::: Dataset entries :::

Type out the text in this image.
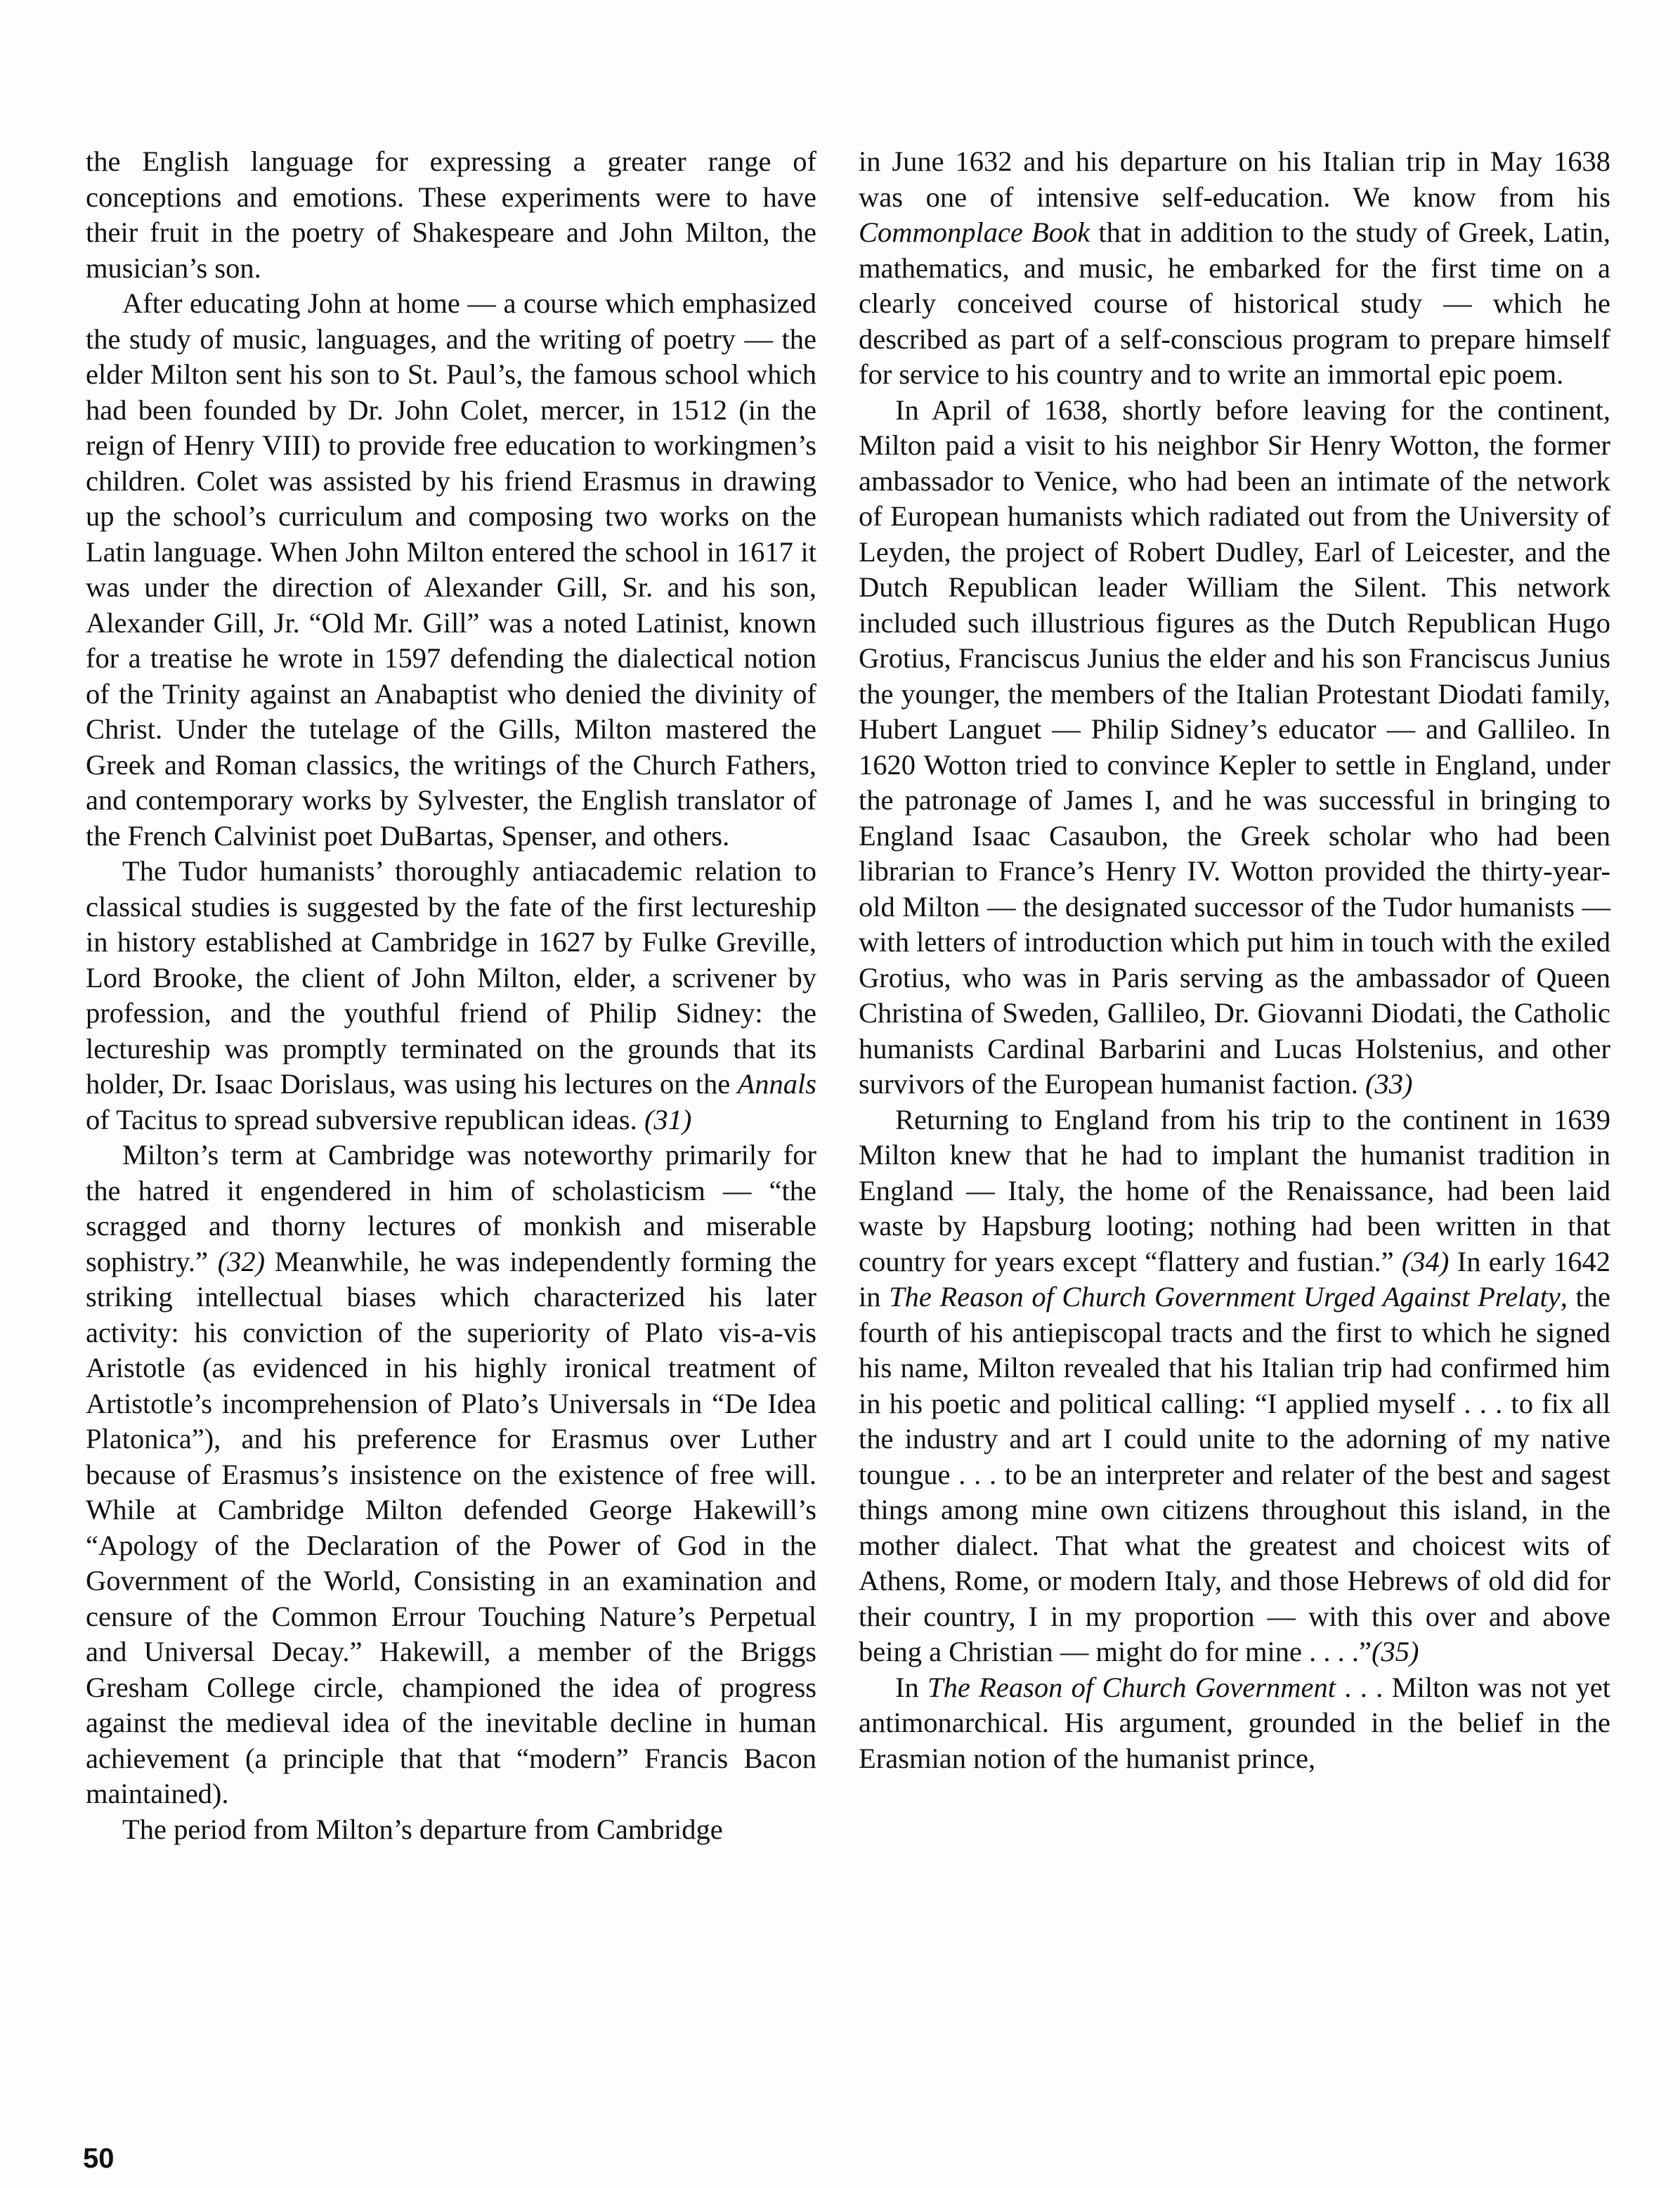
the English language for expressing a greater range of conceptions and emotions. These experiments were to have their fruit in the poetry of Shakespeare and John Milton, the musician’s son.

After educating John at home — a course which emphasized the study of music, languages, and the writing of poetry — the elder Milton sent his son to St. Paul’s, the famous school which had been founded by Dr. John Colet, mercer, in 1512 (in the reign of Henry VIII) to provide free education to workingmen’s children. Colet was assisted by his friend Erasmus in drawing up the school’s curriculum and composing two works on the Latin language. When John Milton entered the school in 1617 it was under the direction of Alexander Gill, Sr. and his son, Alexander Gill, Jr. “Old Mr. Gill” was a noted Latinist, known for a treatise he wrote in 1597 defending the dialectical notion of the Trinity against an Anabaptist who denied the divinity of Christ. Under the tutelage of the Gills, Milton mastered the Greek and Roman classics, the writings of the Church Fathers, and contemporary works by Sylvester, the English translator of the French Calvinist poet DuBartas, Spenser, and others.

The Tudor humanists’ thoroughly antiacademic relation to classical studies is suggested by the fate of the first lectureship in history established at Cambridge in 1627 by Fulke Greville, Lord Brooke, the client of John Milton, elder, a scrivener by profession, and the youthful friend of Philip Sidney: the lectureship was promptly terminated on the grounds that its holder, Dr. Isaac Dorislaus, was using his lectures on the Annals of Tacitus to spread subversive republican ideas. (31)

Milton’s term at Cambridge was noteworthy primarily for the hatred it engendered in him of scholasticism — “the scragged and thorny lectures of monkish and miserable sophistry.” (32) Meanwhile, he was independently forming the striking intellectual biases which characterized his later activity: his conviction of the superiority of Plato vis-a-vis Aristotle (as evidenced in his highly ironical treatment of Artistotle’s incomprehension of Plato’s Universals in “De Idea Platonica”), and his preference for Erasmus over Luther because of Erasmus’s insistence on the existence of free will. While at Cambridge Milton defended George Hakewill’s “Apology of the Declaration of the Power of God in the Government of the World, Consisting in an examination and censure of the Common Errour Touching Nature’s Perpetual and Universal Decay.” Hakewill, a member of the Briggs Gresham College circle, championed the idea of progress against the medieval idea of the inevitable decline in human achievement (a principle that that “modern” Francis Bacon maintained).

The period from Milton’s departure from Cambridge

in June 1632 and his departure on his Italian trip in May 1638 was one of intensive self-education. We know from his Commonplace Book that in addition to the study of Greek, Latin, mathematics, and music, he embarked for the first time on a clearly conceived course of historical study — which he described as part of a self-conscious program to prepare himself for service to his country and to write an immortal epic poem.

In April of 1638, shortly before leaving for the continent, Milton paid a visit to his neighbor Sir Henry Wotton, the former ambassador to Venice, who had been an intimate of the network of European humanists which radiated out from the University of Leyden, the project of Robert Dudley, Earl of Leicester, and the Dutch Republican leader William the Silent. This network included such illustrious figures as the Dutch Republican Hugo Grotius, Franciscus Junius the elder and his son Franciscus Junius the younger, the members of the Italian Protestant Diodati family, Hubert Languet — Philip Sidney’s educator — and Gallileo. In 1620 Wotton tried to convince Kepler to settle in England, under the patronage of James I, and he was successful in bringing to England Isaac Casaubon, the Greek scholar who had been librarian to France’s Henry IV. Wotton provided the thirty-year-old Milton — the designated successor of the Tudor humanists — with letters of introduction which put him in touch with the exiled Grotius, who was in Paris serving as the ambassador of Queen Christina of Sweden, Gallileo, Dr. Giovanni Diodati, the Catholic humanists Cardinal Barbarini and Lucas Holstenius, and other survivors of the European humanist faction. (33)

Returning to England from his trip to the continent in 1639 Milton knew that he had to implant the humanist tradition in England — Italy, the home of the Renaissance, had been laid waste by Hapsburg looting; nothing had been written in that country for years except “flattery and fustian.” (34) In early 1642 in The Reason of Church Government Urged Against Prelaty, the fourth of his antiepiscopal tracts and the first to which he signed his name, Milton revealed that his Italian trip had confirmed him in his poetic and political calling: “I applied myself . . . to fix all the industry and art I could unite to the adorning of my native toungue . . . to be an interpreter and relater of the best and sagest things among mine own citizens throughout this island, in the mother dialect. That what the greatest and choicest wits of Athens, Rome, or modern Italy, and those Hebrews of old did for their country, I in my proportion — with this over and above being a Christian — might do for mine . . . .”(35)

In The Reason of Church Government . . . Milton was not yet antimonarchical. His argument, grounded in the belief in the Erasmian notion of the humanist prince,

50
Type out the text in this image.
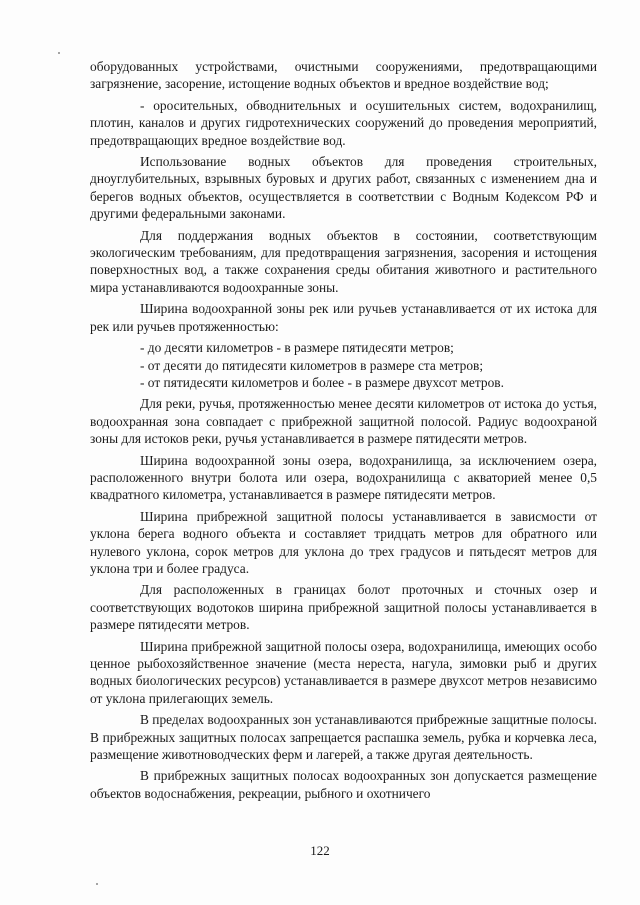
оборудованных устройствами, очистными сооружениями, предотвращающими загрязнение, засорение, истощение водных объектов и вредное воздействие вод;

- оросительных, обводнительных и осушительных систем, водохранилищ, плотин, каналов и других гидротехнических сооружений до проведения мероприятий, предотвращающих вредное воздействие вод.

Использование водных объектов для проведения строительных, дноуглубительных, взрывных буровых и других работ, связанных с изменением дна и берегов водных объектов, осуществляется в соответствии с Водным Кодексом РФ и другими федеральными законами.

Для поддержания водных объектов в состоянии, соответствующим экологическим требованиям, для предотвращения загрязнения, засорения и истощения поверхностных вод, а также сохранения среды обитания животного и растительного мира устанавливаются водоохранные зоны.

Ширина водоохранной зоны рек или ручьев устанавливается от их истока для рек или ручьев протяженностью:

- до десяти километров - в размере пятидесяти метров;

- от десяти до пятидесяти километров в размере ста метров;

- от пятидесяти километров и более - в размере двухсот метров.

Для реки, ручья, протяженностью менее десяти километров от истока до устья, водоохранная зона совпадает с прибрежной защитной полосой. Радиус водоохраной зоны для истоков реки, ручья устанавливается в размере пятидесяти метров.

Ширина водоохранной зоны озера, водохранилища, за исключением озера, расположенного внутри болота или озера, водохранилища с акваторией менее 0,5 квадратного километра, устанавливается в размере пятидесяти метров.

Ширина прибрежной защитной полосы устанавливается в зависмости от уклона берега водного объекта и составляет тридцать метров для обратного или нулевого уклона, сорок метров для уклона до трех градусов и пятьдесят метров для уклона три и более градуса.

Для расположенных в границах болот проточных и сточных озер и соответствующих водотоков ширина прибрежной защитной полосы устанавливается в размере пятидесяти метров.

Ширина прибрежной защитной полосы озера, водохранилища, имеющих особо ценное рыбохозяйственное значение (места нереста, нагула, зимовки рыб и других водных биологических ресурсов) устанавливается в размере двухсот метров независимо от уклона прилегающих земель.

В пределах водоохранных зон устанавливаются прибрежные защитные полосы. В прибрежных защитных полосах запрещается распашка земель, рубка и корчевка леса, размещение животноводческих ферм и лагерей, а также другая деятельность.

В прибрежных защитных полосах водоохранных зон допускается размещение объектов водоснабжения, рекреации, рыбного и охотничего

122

:::

The request - Pull out all lines from the entries above in which the word "километров" appears.

Task output -
- до десяти километров - в размере пятидесяти метров;
- от десяти до пятидесяти километров в размере ста метров;
- от пятидесяти километров и более - в размере двухсот метров.
Для реки, ручья, протяженностью менее десяти километров от истока до устья, водоохранная зона совпадает с прибрежной защитной полосой. Радиус водоохраной зоны для истоков реки, ручья устанавливается в размере пятидесяти метров.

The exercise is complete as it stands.